EXERCISE DATA:

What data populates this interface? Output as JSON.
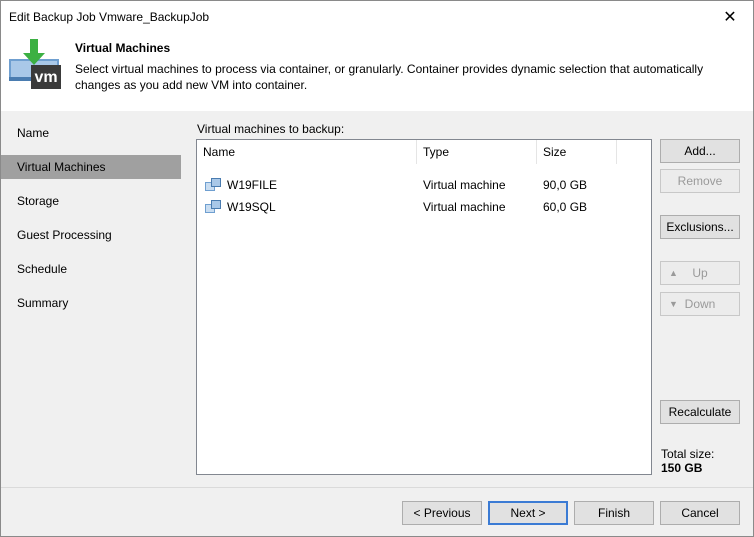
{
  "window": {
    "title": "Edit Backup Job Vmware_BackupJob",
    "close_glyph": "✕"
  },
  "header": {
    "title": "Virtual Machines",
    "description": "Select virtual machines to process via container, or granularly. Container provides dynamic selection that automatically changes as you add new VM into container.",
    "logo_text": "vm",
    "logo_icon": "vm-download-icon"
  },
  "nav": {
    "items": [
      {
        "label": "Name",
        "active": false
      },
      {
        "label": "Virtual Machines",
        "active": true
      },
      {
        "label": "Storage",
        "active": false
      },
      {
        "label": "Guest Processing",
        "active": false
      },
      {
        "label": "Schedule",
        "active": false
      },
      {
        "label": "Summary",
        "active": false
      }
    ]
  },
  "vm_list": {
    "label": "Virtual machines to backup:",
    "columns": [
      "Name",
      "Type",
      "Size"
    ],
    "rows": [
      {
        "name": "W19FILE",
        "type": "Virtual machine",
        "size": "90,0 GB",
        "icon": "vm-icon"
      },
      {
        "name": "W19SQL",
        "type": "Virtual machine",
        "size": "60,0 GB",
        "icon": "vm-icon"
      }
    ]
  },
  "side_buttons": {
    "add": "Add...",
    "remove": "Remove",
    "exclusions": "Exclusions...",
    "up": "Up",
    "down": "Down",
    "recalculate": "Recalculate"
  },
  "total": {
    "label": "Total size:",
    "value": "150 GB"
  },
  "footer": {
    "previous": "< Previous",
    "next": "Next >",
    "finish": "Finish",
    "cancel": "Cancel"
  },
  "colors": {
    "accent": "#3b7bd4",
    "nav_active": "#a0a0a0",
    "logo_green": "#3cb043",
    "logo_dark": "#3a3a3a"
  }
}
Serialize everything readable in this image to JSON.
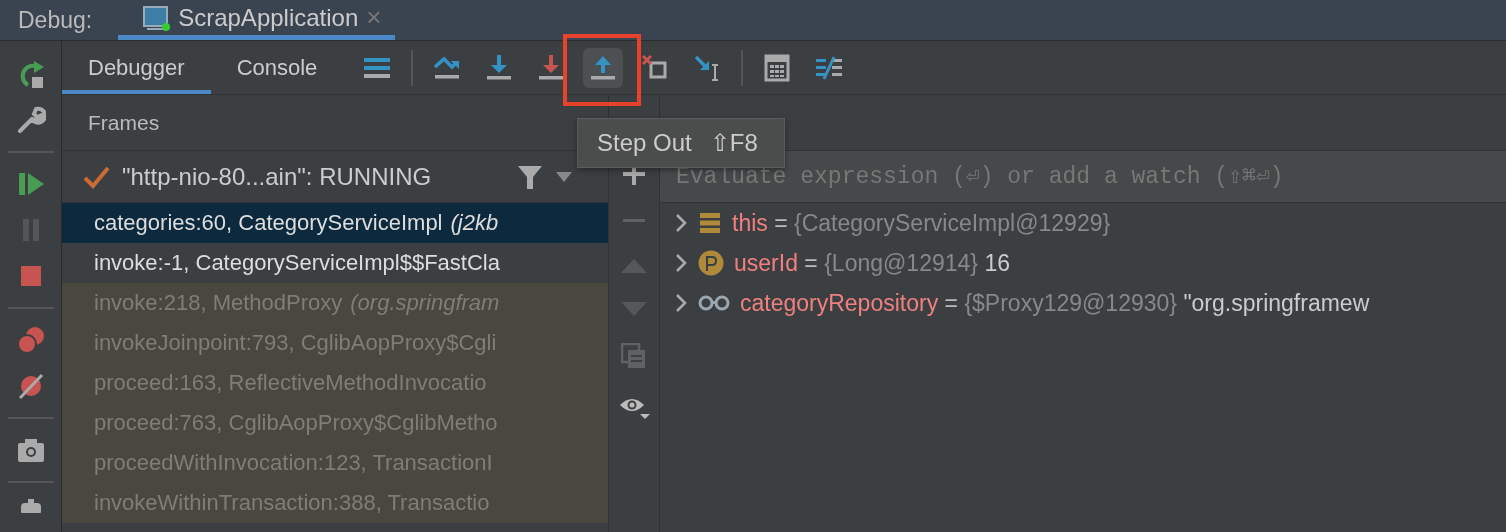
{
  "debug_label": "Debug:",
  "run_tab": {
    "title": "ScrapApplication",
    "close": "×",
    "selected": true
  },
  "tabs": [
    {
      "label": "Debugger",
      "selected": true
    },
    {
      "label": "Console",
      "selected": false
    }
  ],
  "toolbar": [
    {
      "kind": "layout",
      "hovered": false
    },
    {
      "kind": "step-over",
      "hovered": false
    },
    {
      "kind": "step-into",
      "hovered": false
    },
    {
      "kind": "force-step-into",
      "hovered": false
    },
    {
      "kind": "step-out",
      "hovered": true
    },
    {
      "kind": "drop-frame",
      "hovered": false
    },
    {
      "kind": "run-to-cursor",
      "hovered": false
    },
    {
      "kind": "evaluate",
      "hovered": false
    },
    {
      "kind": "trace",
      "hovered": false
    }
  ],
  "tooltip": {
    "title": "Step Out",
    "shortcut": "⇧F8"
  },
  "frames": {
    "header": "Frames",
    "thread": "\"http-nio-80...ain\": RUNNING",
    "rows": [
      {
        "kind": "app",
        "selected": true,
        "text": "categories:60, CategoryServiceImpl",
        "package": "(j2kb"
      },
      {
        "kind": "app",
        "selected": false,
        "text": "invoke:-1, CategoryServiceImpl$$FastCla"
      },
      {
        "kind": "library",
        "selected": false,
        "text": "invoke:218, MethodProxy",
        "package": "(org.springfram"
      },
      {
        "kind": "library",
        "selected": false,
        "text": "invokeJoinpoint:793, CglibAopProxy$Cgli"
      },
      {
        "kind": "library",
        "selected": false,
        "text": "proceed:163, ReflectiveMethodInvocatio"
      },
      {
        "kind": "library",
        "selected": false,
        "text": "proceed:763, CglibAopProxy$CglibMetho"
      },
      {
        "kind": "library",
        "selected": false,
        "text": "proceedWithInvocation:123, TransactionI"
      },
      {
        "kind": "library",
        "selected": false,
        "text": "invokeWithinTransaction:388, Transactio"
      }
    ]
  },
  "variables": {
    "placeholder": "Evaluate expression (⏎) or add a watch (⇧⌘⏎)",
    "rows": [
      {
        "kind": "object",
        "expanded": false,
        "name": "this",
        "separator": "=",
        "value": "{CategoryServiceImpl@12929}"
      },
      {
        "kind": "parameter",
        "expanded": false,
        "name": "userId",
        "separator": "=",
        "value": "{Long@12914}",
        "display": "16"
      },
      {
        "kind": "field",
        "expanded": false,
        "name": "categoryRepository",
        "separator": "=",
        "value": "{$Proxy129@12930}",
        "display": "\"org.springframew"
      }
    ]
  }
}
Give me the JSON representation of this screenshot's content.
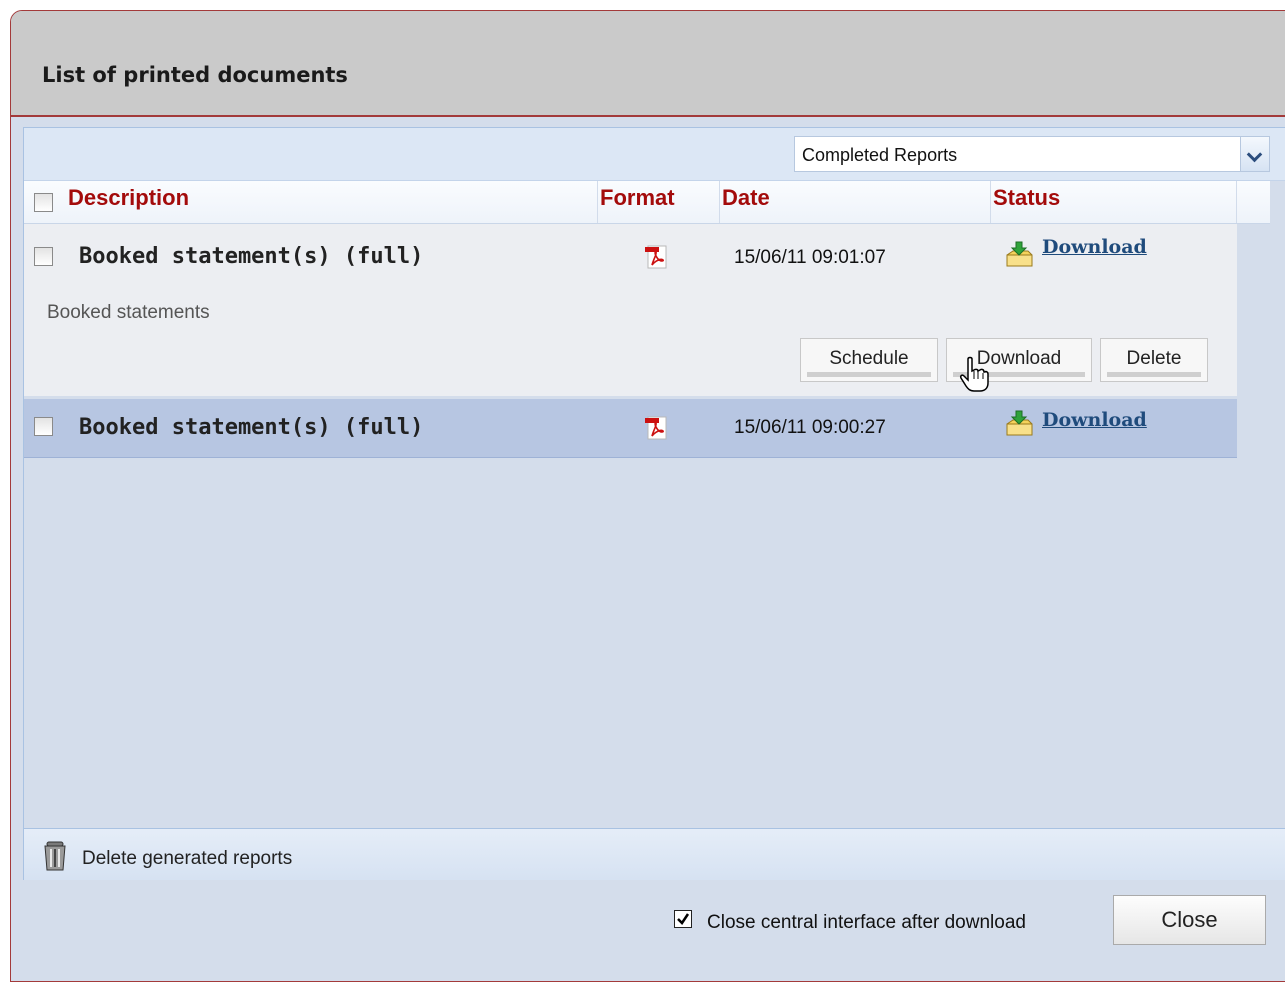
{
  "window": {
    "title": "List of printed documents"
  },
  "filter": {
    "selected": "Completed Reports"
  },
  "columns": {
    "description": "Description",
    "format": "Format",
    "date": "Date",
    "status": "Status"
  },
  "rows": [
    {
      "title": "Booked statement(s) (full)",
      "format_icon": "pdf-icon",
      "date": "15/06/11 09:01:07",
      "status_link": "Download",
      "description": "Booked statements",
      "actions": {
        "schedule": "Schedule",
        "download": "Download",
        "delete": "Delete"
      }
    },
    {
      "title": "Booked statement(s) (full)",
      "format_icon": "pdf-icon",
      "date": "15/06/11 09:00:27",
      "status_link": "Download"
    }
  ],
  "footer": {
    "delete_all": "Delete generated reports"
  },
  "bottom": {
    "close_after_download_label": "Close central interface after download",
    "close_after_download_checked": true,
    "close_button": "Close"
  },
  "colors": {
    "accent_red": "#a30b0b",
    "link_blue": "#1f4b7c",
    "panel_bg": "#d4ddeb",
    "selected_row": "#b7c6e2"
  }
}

==

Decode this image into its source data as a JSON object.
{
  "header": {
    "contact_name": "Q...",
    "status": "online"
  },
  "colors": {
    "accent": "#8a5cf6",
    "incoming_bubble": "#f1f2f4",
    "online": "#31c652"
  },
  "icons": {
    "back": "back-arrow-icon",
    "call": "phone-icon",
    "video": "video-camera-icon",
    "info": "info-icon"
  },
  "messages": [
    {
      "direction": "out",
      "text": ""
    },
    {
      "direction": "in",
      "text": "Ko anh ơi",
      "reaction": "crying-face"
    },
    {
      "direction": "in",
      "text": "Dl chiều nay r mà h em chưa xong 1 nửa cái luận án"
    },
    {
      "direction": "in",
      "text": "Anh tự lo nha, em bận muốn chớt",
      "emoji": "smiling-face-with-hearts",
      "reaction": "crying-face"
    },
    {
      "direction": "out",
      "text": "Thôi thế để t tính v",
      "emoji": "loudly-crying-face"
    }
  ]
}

SET PROBLEM: Tally the lines in the records above that contain the word "title", and give only that number.

SOLUTION FOR THIS EXERCISE: 7